Exercise prompt :: Below is a listing; write it out exactly and drop any images from it.

Items from a figure collection
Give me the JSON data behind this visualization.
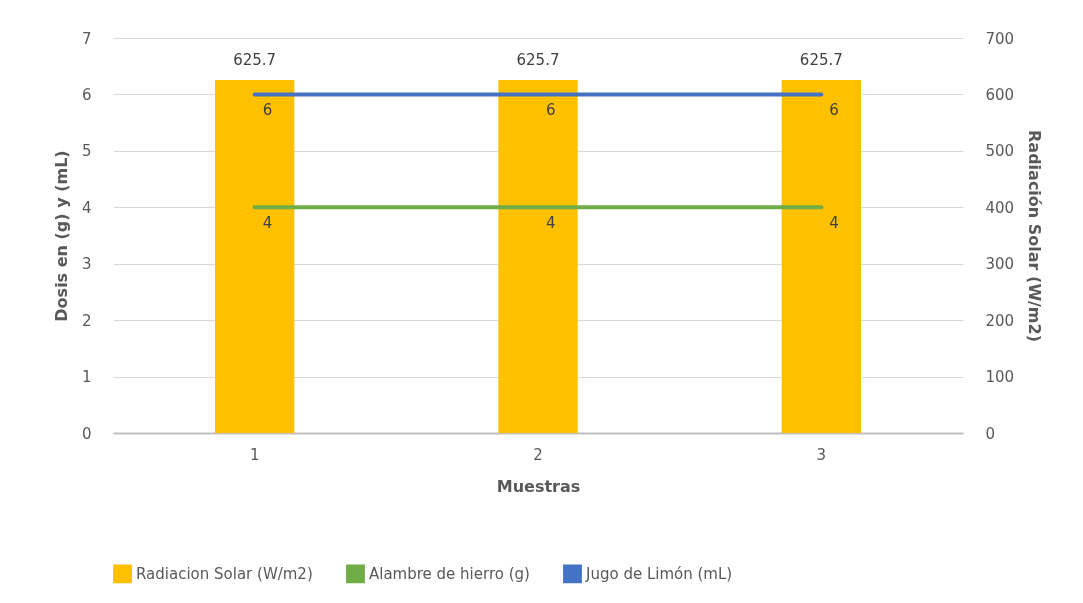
{
  "chart_data": {
    "type": "bar",
    "categories": [
      "1",
      "2",
      "3"
    ],
    "xlabel": "Muestras",
    "ylabel": "Dosis en (g) y (mL)",
    "y2label": "Radiación Solar (W/m2)",
    "ylim": [
      0,
      7
    ],
    "yticks": [
      0,
      1,
      2,
      3,
      4,
      5,
      6,
      7
    ],
    "y2lim": [
      0,
      700
    ],
    "y2ticks": [
      0,
      100,
      200,
      300,
      400,
      500,
      600,
      700
    ],
    "grid": "y",
    "legend": "bottom",
    "data_labels": true,
    "marker": "none",
    "series": [
      {
        "name": "Radiacion Solar (W/m2)",
        "axis": "y2",
        "color": "#ffc000",
        "values": [
          625.7,
          625.7,
          625.7
        ]
      },
      {
        "name": "Alambre de hierro (g)",
        "type": "line",
        "color": "#70ad47",
        "values": [
          4,
          4,
          4
        ]
      },
      {
        "name": "Jugo de Limón (mL)",
        "type": "line",
        "color": "#4472c4",
        "values": [
          6,
          6,
          6
        ]
      }
    ]
  }
}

Completed task ::
Give me the JSON data behind this visualization.
{
  "chart_data": {
    "type": "bar",
    "categories": [
      "1",
      "2",
      "3"
    ],
    "xlabel": "Muestras",
    "ylabel": "Dosis en (g) y (mL)",
    "y2label": "Radiación Solar (W/m2)",
    "ylim": [
      0,
      7
    ],
    "yticks": [
      0,
      1,
      2,
      3,
      4,
      5,
      6,
      7
    ],
    "y2lim": [
      0,
      700
    ],
    "y2ticks": [
      0,
      100,
      200,
      300,
      400,
      500,
      600,
      700
    ],
    "grid": "y",
    "legend": "bottom",
    "data_labels": true,
    "marker": "none",
    "series": [
      {
        "name": "Radiacion Solar (W/m2)",
        "axis": "y2",
        "color": "#ffc000",
        "values": [
          625.7,
          625.7,
          625.7
        ]
      },
      {
        "name": "Alambre de hierro (g)",
        "type": "line",
        "color": "#70ad47",
        "values": [
          4,
          4,
          4
        ]
      },
      {
        "name": "Jugo de Limón (mL)",
        "type": "line",
        "color": "#4472c4",
        "values": [
          6,
          6,
          6
        ]
      }
    ]
  }
}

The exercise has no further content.